INSTRUCTIONS FOR THE TASK: Print the listing as it stands, omitting all images.

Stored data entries
◆ ◆ ◆ ◆

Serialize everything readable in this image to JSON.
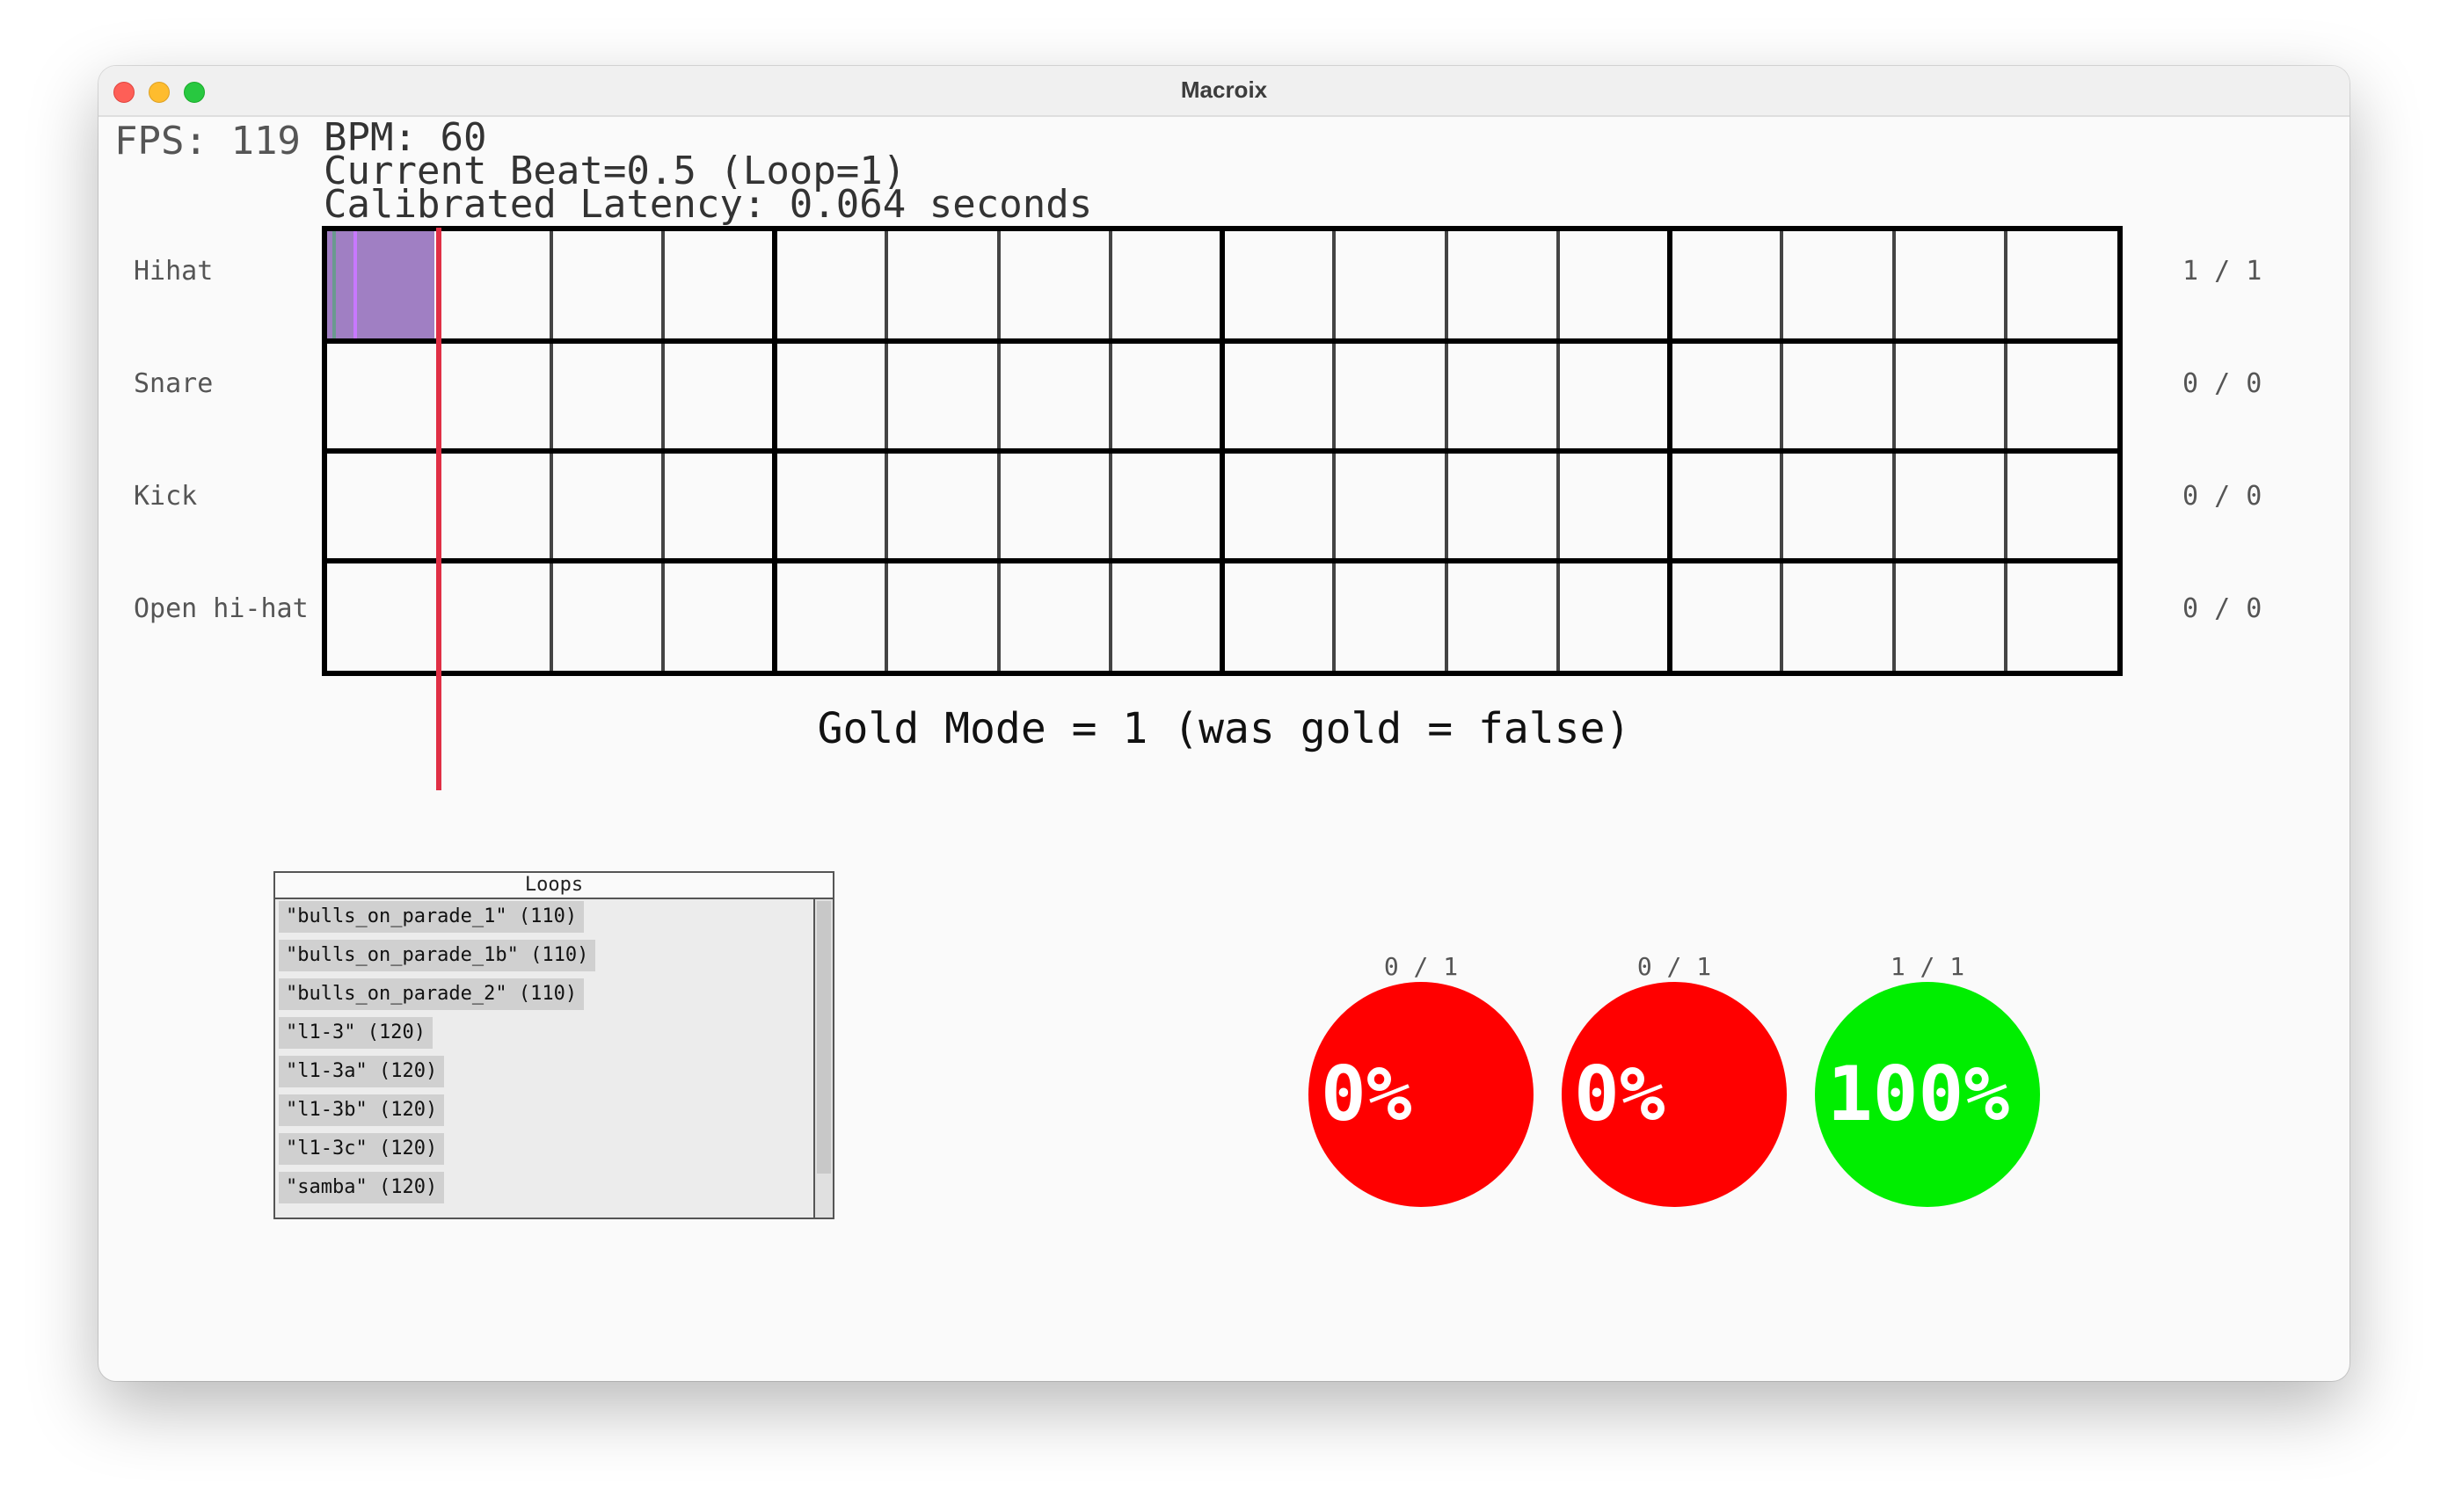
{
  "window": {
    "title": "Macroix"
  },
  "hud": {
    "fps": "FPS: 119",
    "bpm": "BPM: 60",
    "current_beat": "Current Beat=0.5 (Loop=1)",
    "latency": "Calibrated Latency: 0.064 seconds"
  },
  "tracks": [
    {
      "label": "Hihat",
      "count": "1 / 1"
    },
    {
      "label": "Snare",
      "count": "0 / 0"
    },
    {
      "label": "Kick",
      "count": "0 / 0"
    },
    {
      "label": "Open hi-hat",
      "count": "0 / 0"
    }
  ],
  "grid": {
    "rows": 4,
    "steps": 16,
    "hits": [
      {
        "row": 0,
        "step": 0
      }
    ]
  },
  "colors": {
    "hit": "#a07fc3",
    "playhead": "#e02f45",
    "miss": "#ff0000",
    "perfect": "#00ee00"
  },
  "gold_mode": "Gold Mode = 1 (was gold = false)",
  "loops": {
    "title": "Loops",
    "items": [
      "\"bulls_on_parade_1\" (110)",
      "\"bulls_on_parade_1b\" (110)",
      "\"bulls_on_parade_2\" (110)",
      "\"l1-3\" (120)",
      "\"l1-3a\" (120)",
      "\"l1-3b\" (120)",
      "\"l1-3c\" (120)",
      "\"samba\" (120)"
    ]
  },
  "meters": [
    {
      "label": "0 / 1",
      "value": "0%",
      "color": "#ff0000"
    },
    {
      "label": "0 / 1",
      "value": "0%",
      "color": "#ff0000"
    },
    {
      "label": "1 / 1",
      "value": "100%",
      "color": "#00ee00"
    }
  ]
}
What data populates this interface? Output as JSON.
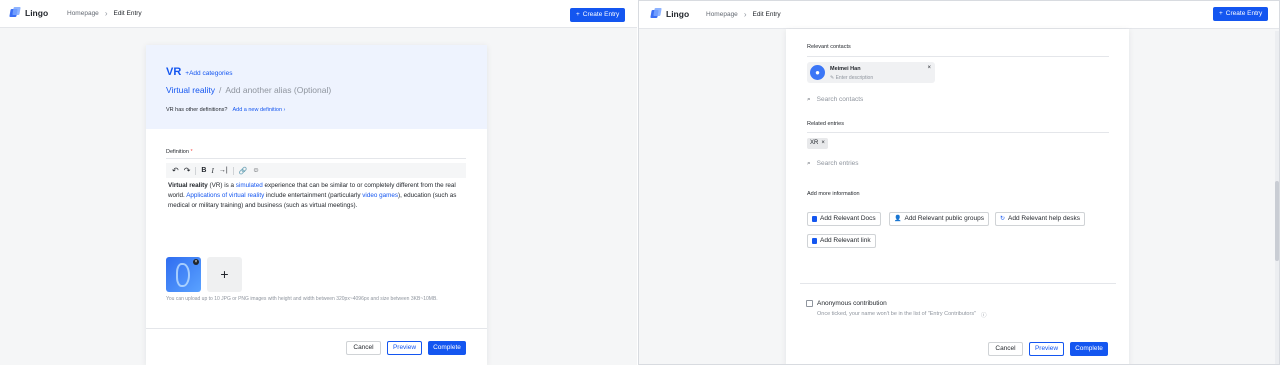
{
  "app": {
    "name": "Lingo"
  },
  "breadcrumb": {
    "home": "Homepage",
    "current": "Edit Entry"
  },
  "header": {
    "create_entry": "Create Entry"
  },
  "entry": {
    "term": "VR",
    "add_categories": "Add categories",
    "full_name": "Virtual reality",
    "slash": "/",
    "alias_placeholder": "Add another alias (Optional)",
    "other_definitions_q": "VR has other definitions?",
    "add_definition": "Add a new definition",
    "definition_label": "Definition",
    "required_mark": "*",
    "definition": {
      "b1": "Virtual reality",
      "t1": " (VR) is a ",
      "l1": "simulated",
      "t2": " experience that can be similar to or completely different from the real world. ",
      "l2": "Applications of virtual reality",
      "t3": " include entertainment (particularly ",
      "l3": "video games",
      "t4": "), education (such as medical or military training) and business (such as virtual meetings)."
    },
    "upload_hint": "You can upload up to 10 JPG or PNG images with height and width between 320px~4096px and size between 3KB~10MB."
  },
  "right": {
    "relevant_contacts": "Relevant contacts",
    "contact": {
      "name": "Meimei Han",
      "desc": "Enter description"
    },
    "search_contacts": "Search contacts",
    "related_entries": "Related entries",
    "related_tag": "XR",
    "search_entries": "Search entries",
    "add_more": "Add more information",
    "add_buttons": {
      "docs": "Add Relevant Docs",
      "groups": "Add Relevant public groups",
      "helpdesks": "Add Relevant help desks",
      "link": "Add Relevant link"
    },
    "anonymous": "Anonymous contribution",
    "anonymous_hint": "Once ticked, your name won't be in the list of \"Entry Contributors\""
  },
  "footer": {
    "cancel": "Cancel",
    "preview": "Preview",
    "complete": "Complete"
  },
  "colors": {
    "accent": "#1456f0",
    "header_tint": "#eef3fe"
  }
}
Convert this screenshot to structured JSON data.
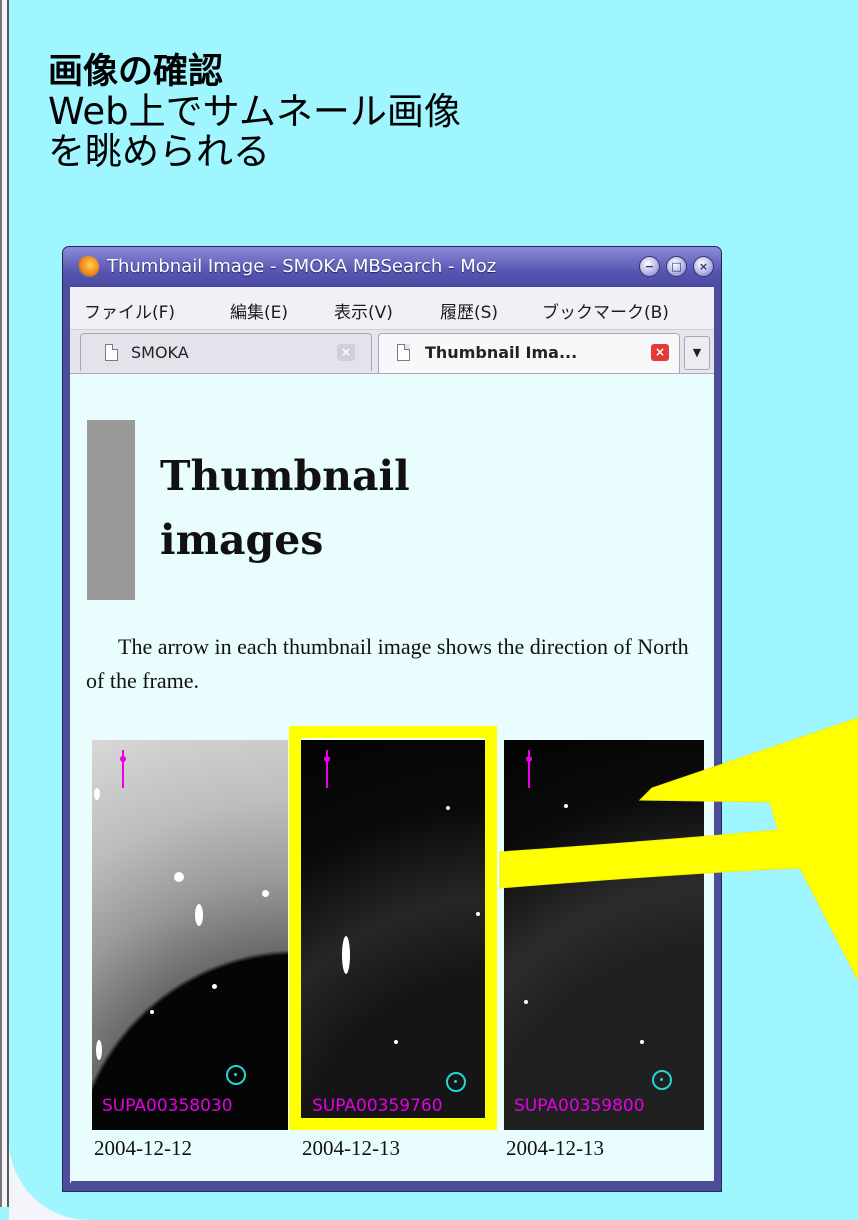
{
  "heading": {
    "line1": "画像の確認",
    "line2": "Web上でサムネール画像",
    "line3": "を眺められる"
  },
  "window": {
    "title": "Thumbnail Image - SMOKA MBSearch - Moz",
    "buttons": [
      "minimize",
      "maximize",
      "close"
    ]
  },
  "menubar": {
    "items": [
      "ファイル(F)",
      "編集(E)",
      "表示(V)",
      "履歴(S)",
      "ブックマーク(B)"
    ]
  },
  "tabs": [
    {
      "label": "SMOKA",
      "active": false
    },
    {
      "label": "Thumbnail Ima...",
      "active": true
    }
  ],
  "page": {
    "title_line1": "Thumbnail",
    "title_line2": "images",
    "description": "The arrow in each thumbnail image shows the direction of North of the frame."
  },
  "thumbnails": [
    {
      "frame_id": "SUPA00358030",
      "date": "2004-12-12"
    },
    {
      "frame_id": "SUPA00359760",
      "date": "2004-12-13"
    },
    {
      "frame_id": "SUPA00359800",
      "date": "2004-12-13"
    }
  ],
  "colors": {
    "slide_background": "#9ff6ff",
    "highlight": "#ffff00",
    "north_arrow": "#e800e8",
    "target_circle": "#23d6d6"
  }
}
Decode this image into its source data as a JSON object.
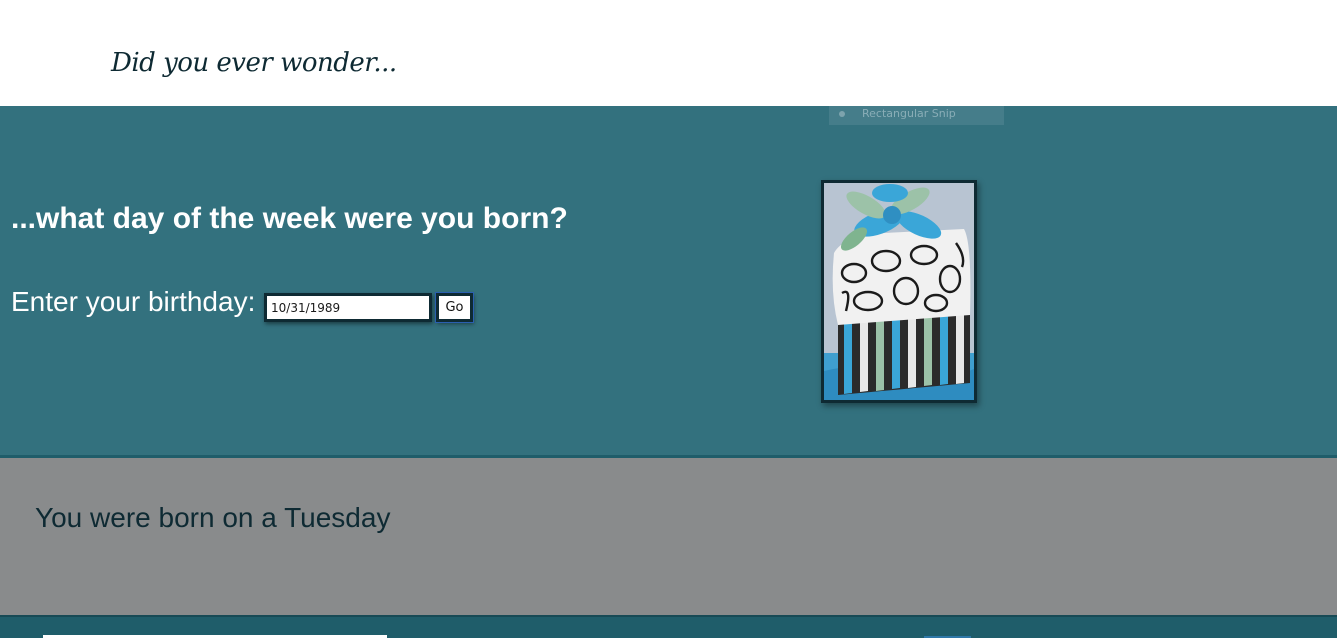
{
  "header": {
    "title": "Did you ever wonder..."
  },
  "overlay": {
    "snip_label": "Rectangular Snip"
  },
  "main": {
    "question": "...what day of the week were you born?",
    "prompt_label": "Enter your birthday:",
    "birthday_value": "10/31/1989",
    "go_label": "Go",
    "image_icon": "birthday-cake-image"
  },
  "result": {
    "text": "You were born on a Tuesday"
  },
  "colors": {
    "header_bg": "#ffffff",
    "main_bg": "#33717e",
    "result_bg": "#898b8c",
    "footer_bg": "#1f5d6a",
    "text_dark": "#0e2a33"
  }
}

◆ ◆ ◆ ◆

ANSWER TO THE TASK:
Serialize everything readable in this image to JSON.
{
  "window": {
    "title": "Macroix"
  },
  "hud": {
    "fps": "FPS: 119",
    "bpm": "BPM: 60",
    "current_beat": "Current Beat=0.5 (Loop=1)",
    "latency": "Calibrated Latency: 0.064 seconds"
  },
  "tracks": [
    {
      "label": "Hihat",
      "count": "1 / 1"
    },
    {
      "label": "Snare",
      "count": "0 / 0"
    },
    {
      "label": "Kick",
      "count": "0 / 0"
    },
    {
      "label": "Open hi-hat",
      "count": "0 / 0"
    }
  ],
  "grid": {
    "rows": 4,
    "steps": 16,
    "hits": [
      {
        "row": 0,
        "step": 0
      }
    ]
  },
  "colors": {
    "hit": "#a07fc3",
    "playhead": "#e02f45",
    "miss": "#ff0000",
    "perfect": "#00ee00"
  },
  "gold_mode": "Gold Mode = 1 (was gold = false)",
  "loops": {
    "title": "Loops",
    "items": [
      "\"bulls_on_parade_1\" (110)",
      "\"bulls_on_parade_1b\" (110)",
      "\"bulls_on_parade_2\" (110)",
      "\"l1-3\" (120)",
      "\"l1-3a\" (120)",
      "\"l1-3b\" (120)",
      "\"l1-3c\" (120)",
      "\"samba\" (120)"
    ]
  },
  "meters": [
    {
      "label": "0 / 1",
      "value": "0%",
      "color": "#ff0000"
    },
    {
      "label": "0 / 1",
      "value": "0%",
      "color": "#ff0000"
    },
    {
      "label": "1 / 1",
      "value": "100%",
      "color": "#00ee00"
    }
  ]
}
What data populates this interface? Output as JSON.
{
  "app": {
    "name": "Lingo"
  },
  "breadcrumb": {
    "home": "Homepage",
    "current": "Edit Entry"
  },
  "header": {
    "create_entry": "Create Entry"
  },
  "entry": {
    "term": "VR",
    "add_categories": "Add categories",
    "full_name": "Virtual reality",
    "slash": "/",
    "alias_placeholder": "Add another alias (Optional)",
    "other_definitions_q": "VR has other definitions?",
    "add_definition": "Add a new definition",
    "definition_label": "Definition",
    "required_mark": "*",
    "definition": {
      "b1": "Virtual reality",
      "t1": " (VR) is a ",
      "l1": "simulated",
      "t2": " experience that can be similar to or completely different from the real world. ",
      "l2": "Applications of virtual reality",
      "t3": " include entertainment (particularly ",
      "l3": "video games",
      "t4": "), education (such as medical or military training) and business (such as virtual meetings)."
    },
    "upload_hint": "You can upload up to 10 JPG or PNG images with height and width between 320px~4096px and size between 3KB~10MB."
  },
  "right": {
    "relevant_contacts": "Relevant contacts",
    "contact": {
      "name": "Meimei Han",
      "desc": "Enter description"
    },
    "search_contacts": "Search contacts",
    "related_entries": "Related entries",
    "related_tag": "XR",
    "search_entries": "Search entries",
    "add_more": "Add more information",
    "add_buttons": {
      "docs": "Add Relevant Docs",
      "groups": "Add Relevant public groups",
      "helpdesks": "Add Relevant help desks",
      "link": "Add Relevant link"
    },
    "anonymous": "Anonymous contribution",
    "anonymous_hint": "Once ticked, your name won't be in the list of \"Entry Contributors\""
  },
  "footer": {
    "cancel": "Cancel",
    "preview": "Preview",
    "complete": "Complete"
  },
  "colors": {
    "accent": "#1456f0",
    "header_tint": "#eef3fe"
  }
}
Convert this screenshot to structured JSON data.
{
  "heading": {
    "line1": "画像の確認",
    "line2": "Web上でサムネール画像",
    "line3": "を眺められる"
  },
  "window": {
    "title": "Thumbnail Image - SMOKA MBSearch - Moz",
    "buttons": [
      "minimize",
      "maximize",
      "close"
    ]
  },
  "menubar": {
    "items": [
      "ファイル(F)",
      "編集(E)",
      "表示(V)",
      "履歴(S)",
      "ブックマーク(B)"
    ]
  },
  "tabs": [
    {
      "label": "SMOKA",
      "active": false
    },
    {
      "label": "Thumbnail Ima...",
      "active": true
    }
  ],
  "page": {
    "title_line1": "Thumbnail",
    "title_line2": "images",
    "description": "The arrow in each thumbnail image shows the direction of North of the frame."
  },
  "thumbnails": [
    {
      "frame_id": "SUPA00358030",
      "date": "2004-12-12"
    },
    {
      "frame_id": "SUPA00359760",
      "date": "2004-12-13"
    },
    {
      "frame_id": "SUPA00359800",
      "date": "2004-12-13"
    }
  ],
  "colors": {
    "slide_background": "#9ff6ff",
    "highlight": "#ffff00",
    "north_arrow": "#e800e8",
    "target_circle": "#23d6d6"
  }
}
Decode this image into its source data as a JSON object.
{
  "header": {
    "title": "Did you ever wonder..."
  },
  "overlay": {
    "snip_label": "Rectangular Snip"
  },
  "main": {
    "question": "...what day of the week were you born?",
    "prompt_label": "Enter your birthday:",
    "birthday_value": "10/31/1989",
    "go_label": "Go",
    "image_icon": "birthday-cake-image"
  },
  "result": {
    "text": "You were born on a Tuesday"
  },
  "colors": {
    "header_bg": "#ffffff",
    "main_bg": "#33717e",
    "result_bg": "#898b8c",
    "footer_bg": "#1f5d6a",
    "text_dark": "#0e2a33"
  }
}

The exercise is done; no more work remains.